▶ _Your task_:
Pull each line holding "this" out of the entries below.

=====

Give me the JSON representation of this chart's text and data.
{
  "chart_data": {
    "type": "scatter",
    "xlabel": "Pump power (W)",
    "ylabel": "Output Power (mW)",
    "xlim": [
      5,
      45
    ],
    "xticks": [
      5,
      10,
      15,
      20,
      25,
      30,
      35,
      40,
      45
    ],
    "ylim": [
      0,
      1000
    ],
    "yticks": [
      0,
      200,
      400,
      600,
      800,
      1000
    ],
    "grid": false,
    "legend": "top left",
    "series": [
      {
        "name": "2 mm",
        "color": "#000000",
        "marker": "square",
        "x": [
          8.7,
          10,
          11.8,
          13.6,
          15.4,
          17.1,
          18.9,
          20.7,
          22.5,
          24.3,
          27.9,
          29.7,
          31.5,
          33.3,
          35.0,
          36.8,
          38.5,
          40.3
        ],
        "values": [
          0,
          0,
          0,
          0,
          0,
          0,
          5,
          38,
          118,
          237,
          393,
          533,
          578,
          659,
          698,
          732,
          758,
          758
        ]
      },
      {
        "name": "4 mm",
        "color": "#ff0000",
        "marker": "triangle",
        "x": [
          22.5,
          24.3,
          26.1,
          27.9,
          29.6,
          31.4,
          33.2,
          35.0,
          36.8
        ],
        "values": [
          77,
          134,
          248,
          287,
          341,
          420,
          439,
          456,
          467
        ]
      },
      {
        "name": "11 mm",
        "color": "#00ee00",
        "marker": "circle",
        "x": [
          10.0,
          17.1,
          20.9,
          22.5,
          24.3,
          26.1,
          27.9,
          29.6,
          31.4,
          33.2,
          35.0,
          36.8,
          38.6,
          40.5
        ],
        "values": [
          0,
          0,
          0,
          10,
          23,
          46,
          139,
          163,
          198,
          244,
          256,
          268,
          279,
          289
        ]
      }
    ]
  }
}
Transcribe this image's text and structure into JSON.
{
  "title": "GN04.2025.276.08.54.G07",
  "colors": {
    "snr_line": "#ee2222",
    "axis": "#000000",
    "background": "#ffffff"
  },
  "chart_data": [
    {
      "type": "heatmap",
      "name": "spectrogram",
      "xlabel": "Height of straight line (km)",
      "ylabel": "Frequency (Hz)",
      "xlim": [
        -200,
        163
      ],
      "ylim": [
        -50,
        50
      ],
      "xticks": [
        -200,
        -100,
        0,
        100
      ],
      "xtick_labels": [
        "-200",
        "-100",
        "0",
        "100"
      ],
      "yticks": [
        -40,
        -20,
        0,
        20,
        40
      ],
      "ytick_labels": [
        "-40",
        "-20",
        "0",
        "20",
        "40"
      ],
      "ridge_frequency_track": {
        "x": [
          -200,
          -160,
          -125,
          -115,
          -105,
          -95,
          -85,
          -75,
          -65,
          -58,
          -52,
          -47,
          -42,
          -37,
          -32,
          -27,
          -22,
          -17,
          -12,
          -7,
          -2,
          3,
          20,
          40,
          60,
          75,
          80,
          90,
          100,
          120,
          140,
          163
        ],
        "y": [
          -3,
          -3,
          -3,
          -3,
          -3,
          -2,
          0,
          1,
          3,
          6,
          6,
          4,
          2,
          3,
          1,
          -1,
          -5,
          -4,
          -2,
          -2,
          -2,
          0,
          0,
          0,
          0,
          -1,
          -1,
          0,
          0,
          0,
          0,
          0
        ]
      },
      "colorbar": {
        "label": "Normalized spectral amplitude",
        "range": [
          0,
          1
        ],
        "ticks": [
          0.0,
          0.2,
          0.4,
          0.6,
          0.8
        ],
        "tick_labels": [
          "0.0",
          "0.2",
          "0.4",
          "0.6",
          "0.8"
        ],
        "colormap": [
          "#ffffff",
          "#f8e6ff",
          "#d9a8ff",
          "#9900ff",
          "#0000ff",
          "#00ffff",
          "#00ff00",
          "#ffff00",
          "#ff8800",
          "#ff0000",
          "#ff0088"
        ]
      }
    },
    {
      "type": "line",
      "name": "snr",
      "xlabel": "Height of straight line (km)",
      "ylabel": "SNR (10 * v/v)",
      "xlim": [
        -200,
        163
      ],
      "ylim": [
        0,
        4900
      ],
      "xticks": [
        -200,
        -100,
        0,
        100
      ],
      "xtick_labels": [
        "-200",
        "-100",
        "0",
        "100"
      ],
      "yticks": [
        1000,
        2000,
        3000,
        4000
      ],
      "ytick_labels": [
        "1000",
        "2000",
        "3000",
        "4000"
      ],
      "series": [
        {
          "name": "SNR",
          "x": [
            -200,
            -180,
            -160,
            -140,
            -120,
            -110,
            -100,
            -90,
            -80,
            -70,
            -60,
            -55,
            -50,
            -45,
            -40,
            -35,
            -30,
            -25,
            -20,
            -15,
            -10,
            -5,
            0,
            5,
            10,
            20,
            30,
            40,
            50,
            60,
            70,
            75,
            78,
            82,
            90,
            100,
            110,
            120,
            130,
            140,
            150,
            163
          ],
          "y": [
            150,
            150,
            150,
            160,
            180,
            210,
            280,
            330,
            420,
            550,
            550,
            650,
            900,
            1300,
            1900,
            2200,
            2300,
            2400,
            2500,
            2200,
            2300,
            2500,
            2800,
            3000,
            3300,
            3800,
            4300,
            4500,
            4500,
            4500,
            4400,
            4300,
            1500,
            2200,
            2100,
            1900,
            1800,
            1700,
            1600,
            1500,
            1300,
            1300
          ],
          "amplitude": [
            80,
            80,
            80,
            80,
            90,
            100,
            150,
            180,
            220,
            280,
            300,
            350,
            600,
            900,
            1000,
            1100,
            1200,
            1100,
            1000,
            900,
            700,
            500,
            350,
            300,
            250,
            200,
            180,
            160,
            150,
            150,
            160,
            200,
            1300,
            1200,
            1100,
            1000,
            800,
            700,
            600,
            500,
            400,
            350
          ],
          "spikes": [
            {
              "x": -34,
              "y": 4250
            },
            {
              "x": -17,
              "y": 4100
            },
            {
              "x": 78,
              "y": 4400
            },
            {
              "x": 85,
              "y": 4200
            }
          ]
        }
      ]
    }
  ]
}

=====

▶ _Complete output_:
Give me the JSON representation of this chart's text and data.
Transcribe this image's text and structure into JSON.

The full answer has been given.